╔══
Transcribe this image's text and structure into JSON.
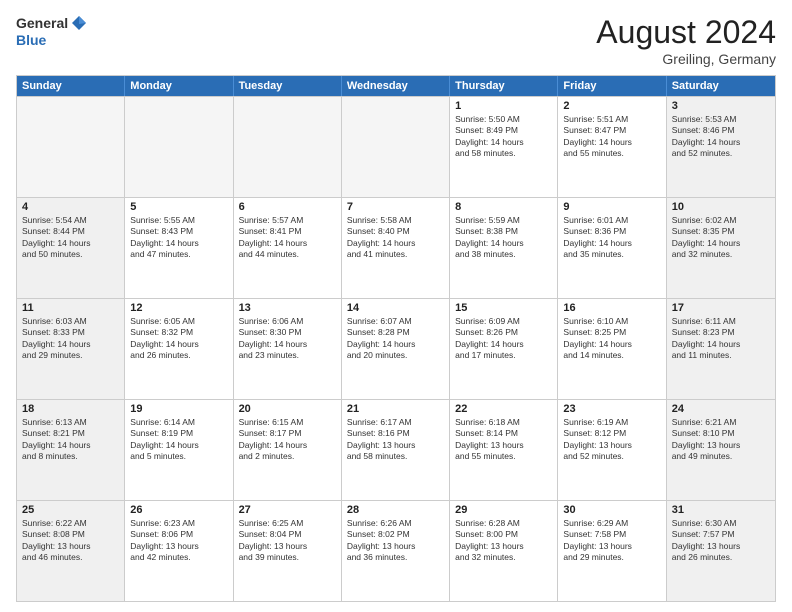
{
  "header": {
    "logo_general": "General",
    "logo_blue": "Blue",
    "month": "August 2024",
    "location": "Greiling, Germany"
  },
  "calendar": {
    "weekdays": [
      "Sunday",
      "Monday",
      "Tuesday",
      "Wednesday",
      "Thursday",
      "Friday",
      "Saturday"
    ],
    "rows": [
      [
        {
          "day": "",
          "empty": true
        },
        {
          "day": "",
          "empty": true
        },
        {
          "day": "",
          "empty": true
        },
        {
          "day": "",
          "empty": true
        },
        {
          "day": "1",
          "lines": [
            "Sunrise: 5:50 AM",
            "Sunset: 8:49 PM",
            "Daylight: 14 hours",
            "and 58 minutes."
          ]
        },
        {
          "day": "2",
          "lines": [
            "Sunrise: 5:51 AM",
            "Sunset: 8:47 PM",
            "Daylight: 14 hours",
            "and 55 minutes."
          ]
        },
        {
          "day": "3",
          "shaded": true,
          "lines": [
            "Sunrise: 5:53 AM",
            "Sunset: 8:46 PM",
            "Daylight: 14 hours",
            "and 52 minutes."
          ]
        }
      ],
      [
        {
          "day": "4",
          "shaded": true,
          "lines": [
            "Sunrise: 5:54 AM",
            "Sunset: 8:44 PM",
            "Daylight: 14 hours",
            "and 50 minutes."
          ]
        },
        {
          "day": "5",
          "lines": [
            "Sunrise: 5:55 AM",
            "Sunset: 8:43 PM",
            "Daylight: 14 hours",
            "and 47 minutes."
          ]
        },
        {
          "day": "6",
          "lines": [
            "Sunrise: 5:57 AM",
            "Sunset: 8:41 PM",
            "Daylight: 14 hours",
            "and 44 minutes."
          ]
        },
        {
          "day": "7",
          "lines": [
            "Sunrise: 5:58 AM",
            "Sunset: 8:40 PM",
            "Daylight: 14 hours",
            "and 41 minutes."
          ]
        },
        {
          "day": "8",
          "lines": [
            "Sunrise: 5:59 AM",
            "Sunset: 8:38 PM",
            "Daylight: 14 hours",
            "and 38 minutes."
          ]
        },
        {
          "day": "9",
          "lines": [
            "Sunrise: 6:01 AM",
            "Sunset: 8:36 PM",
            "Daylight: 14 hours",
            "and 35 minutes."
          ]
        },
        {
          "day": "10",
          "shaded": true,
          "lines": [
            "Sunrise: 6:02 AM",
            "Sunset: 8:35 PM",
            "Daylight: 14 hours",
            "and 32 minutes."
          ]
        }
      ],
      [
        {
          "day": "11",
          "shaded": true,
          "lines": [
            "Sunrise: 6:03 AM",
            "Sunset: 8:33 PM",
            "Daylight: 14 hours",
            "and 29 minutes."
          ]
        },
        {
          "day": "12",
          "lines": [
            "Sunrise: 6:05 AM",
            "Sunset: 8:32 PM",
            "Daylight: 14 hours",
            "and 26 minutes."
          ]
        },
        {
          "day": "13",
          "lines": [
            "Sunrise: 6:06 AM",
            "Sunset: 8:30 PM",
            "Daylight: 14 hours",
            "and 23 minutes."
          ]
        },
        {
          "day": "14",
          "lines": [
            "Sunrise: 6:07 AM",
            "Sunset: 8:28 PM",
            "Daylight: 14 hours",
            "and 20 minutes."
          ]
        },
        {
          "day": "15",
          "lines": [
            "Sunrise: 6:09 AM",
            "Sunset: 8:26 PM",
            "Daylight: 14 hours",
            "and 17 minutes."
          ]
        },
        {
          "day": "16",
          "lines": [
            "Sunrise: 6:10 AM",
            "Sunset: 8:25 PM",
            "Daylight: 14 hours",
            "and 14 minutes."
          ]
        },
        {
          "day": "17",
          "shaded": true,
          "lines": [
            "Sunrise: 6:11 AM",
            "Sunset: 8:23 PM",
            "Daylight: 14 hours",
            "and 11 minutes."
          ]
        }
      ],
      [
        {
          "day": "18",
          "shaded": true,
          "lines": [
            "Sunrise: 6:13 AM",
            "Sunset: 8:21 PM",
            "Daylight: 14 hours",
            "and 8 minutes."
          ]
        },
        {
          "day": "19",
          "lines": [
            "Sunrise: 6:14 AM",
            "Sunset: 8:19 PM",
            "Daylight: 14 hours",
            "and 5 minutes."
          ]
        },
        {
          "day": "20",
          "lines": [
            "Sunrise: 6:15 AM",
            "Sunset: 8:17 PM",
            "Daylight: 14 hours",
            "and 2 minutes."
          ]
        },
        {
          "day": "21",
          "lines": [
            "Sunrise: 6:17 AM",
            "Sunset: 8:16 PM",
            "Daylight: 13 hours",
            "and 58 minutes."
          ]
        },
        {
          "day": "22",
          "lines": [
            "Sunrise: 6:18 AM",
            "Sunset: 8:14 PM",
            "Daylight: 13 hours",
            "and 55 minutes."
          ]
        },
        {
          "day": "23",
          "lines": [
            "Sunrise: 6:19 AM",
            "Sunset: 8:12 PM",
            "Daylight: 13 hours",
            "and 52 minutes."
          ]
        },
        {
          "day": "24",
          "shaded": true,
          "lines": [
            "Sunrise: 6:21 AM",
            "Sunset: 8:10 PM",
            "Daylight: 13 hours",
            "and 49 minutes."
          ]
        }
      ],
      [
        {
          "day": "25",
          "shaded": true,
          "lines": [
            "Sunrise: 6:22 AM",
            "Sunset: 8:08 PM",
            "Daylight: 13 hours",
            "and 46 minutes."
          ]
        },
        {
          "day": "26",
          "lines": [
            "Sunrise: 6:23 AM",
            "Sunset: 8:06 PM",
            "Daylight: 13 hours",
            "and 42 minutes."
          ]
        },
        {
          "day": "27",
          "lines": [
            "Sunrise: 6:25 AM",
            "Sunset: 8:04 PM",
            "Daylight: 13 hours",
            "and 39 minutes."
          ]
        },
        {
          "day": "28",
          "lines": [
            "Sunrise: 6:26 AM",
            "Sunset: 8:02 PM",
            "Daylight: 13 hours",
            "and 36 minutes."
          ]
        },
        {
          "day": "29",
          "lines": [
            "Sunrise: 6:28 AM",
            "Sunset: 8:00 PM",
            "Daylight: 13 hours",
            "and 32 minutes."
          ]
        },
        {
          "day": "30",
          "lines": [
            "Sunrise: 6:29 AM",
            "Sunset: 7:58 PM",
            "Daylight: 13 hours",
            "and 29 minutes."
          ]
        },
        {
          "day": "31",
          "shaded": true,
          "lines": [
            "Sunrise: 6:30 AM",
            "Sunset: 7:57 PM",
            "Daylight: 13 hours",
            "and 26 minutes."
          ]
        }
      ]
    ]
  }
}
╚══
§ Problem requirements
Omit every picture, and otherwise quote the entries exactly.

§ Final result
Transcribe this image's text and structure into JSON.
{
  "header": {
    "logo_general": "General",
    "logo_blue": "Blue",
    "month": "August 2024",
    "location": "Greiling, Germany"
  },
  "calendar": {
    "weekdays": [
      "Sunday",
      "Monday",
      "Tuesday",
      "Wednesday",
      "Thursday",
      "Friday",
      "Saturday"
    ],
    "rows": [
      [
        {
          "day": "",
          "empty": true
        },
        {
          "day": "",
          "empty": true
        },
        {
          "day": "",
          "empty": true
        },
        {
          "day": "",
          "empty": true
        },
        {
          "day": "1",
          "lines": [
            "Sunrise: 5:50 AM",
            "Sunset: 8:49 PM",
            "Daylight: 14 hours",
            "and 58 minutes."
          ]
        },
        {
          "day": "2",
          "lines": [
            "Sunrise: 5:51 AM",
            "Sunset: 8:47 PM",
            "Daylight: 14 hours",
            "and 55 minutes."
          ]
        },
        {
          "day": "3",
          "shaded": true,
          "lines": [
            "Sunrise: 5:53 AM",
            "Sunset: 8:46 PM",
            "Daylight: 14 hours",
            "and 52 minutes."
          ]
        }
      ],
      [
        {
          "day": "4",
          "shaded": true,
          "lines": [
            "Sunrise: 5:54 AM",
            "Sunset: 8:44 PM",
            "Daylight: 14 hours",
            "and 50 minutes."
          ]
        },
        {
          "day": "5",
          "lines": [
            "Sunrise: 5:55 AM",
            "Sunset: 8:43 PM",
            "Daylight: 14 hours",
            "and 47 minutes."
          ]
        },
        {
          "day": "6",
          "lines": [
            "Sunrise: 5:57 AM",
            "Sunset: 8:41 PM",
            "Daylight: 14 hours",
            "and 44 minutes."
          ]
        },
        {
          "day": "7",
          "lines": [
            "Sunrise: 5:58 AM",
            "Sunset: 8:40 PM",
            "Daylight: 14 hours",
            "and 41 minutes."
          ]
        },
        {
          "day": "8",
          "lines": [
            "Sunrise: 5:59 AM",
            "Sunset: 8:38 PM",
            "Daylight: 14 hours",
            "and 38 minutes."
          ]
        },
        {
          "day": "9",
          "lines": [
            "Sunrise: 6:01 AM",
            "Sunset: 8:36 PM",
            "Daylight: 14 hours",
            "and 35 minutes."
          ]
        },
        {
          "day": "10",
          "shaded": true,
          "lines": [
            "Sunrise: 6:02 AM",
            "Sunset: 8:35 PM",
            "Daylight: 14 hours",
            "and 32 minutes."
          ]
        }
      ],
      [
        {
          "day": "11",
          "shaded": true,
          "lines": [
            "Sunrise: 6:03 AM",
            "Sunset: 8:33 PM",
            "Daylight: 14 hours",
            "and 29 minutes."
          ]
        },
        {
          "day": "12",
          "lines": [
            "Sunrise: 6:05 AM",
            "Sunset: 8:32 PM",
            "Daylight: 14 hours",
            "and 26 minutes."
          ]
        },
        {
          "day": "13",
          "lines": [
            "Sunrise: 6:06 AM",
            "Sunset: 8:30 PM",
            "Daylight: 14 hours",
            "and 23 minutes."
          ]
        },
        {
          "day": "14",
          "lines": [
            "Sunrise: 6:07 AM",
            "Sunset: 8:28 PM",
            "Daylight: 14 hours",
            "and 20 minutes."
          ]
        },
        {
          "day": "15",
          "lines": [
            "Sunrise: 6:09 AM",
            "Sunset: 8:26 PM",
            "Daylight: 14 hours",
            "and 17 minutes."
          ]
        },
        {
          "day": "16",
          "lines": [
            "Sunrise: 6:10 AM",
            "Sunset: 8:25 PM",
            "Daylight: 14 hours",
            "and 14 minutes."
          ]
        },
        {
          "day": "17",
          "shaded": true,
          "lines": [
            "Sunrise: 6:11 AM",
            "Sunset: 8:23 PM",
            "Daylight: 14 hours",
            "and 11 minutes."
          ]
        }
      ],
      [
        {
          "day": "18",
          "shaded": true,
          "lines": [
            "Sunrise: 6:13 AM",
            "Sunset: 8:21 PM",
            "Daylight: 14 hours",
            "and 8 minutes."
          ]
        },
        {
          "day": "19",
          "lines": [
            "Sunrise: 6:14 AM",
            "Sunset: 8:19 PM",
            "Daylight: 14 hours",
            "and 5 minutes."
          ]
        },
        {
          "day": "20",
          "lines": [
            "Sunrise: 6:15 AM",
            "Sunset: 8:17 PM",
            "Daylight: 14 hours",
            "and 2 minutes."
          ]
        },
        {
          "day": "21",
          "lines": [
            "Sunrise: 6:17 AM",
            "Sunset: 8:16 PM",
            "Daylight: 13 hours",
            "and 58 minutes."
          ]
        },
        {
          "day": "22",
          "lines": [
            "Sunrise: 6:18 AM",
            "Sunset: 8:14 PM",
            "Daylight: 13 hours",
            "and 55 minutes."
          ]
        },
        {
          "day": "23",
          "lines": [
            "Sunrise: 6:19 AM",
            "Sunset: 8:12 PM",
            "Daylight: 13 hours",
            "and 52 minutes."
          ]
        },
        {
          "day": "24",
          "shaded": true,
          "lines": [
            "Sunrise: 6:21 AM",
            "Sunset: 8:10 PM",
            "Daylight: 13 hours",
            "and 49 minutes."
          ]
        }
      ],
      [
        {
          "day": "25",
          "shaded": true,
          "lines": [
            "Sunrise: 6:22 AM",
            "Sunset: 8:08 PM",
            "Daylight: 13 hours",
            "and 46 minutes."
          ]
        },
        {
          "day": "26",
          "lines": [
            "Sunrise: 6:23 AM",
            "Sunset: 8:06 PM",
            "Daylight: 13 hours",
            "and 42 minutes."
          ]
        },
        {
          "day": "27",
          "lines": [
            "Sunrise: 6:25 AM",
            "Sunset: 8:04 PM",
            "Daylight: 13 hours",
            "and 39 minutes."
          ]
        },
        {
          "day": "28",
          "lines": [
            "Sunrise: 6:26 AM",
            "Sunset: 8:02 PM",
            "Daylight: 13 hours",
            "and 36 minutes."
          ]
        },
        {
          "day": "29",
          "lines": [
            "Sunrise: 6:28 AM",
            "Sunset: 8:00 PM",
            "Daylight: 13 hours",
            "and 32 minutes."
          ]
        },
        {
          "day": "30",
          "lines": [
            "Sunrise: 6:29 AM",
            "Sunset: 7:58 PM",
            "Daylight: 13 hours",
            "and 29 minutes."
          ]
        },
        {
          "day": "31",
          "shaded": true,
          "lines": [
            "Sunrise: 6:30 AM",
            "Sunset: 7:57 PM",
            "Daylight: 13 hours",
            "and 26 minutes."
          ]
        }
      ]
    ]
  }
}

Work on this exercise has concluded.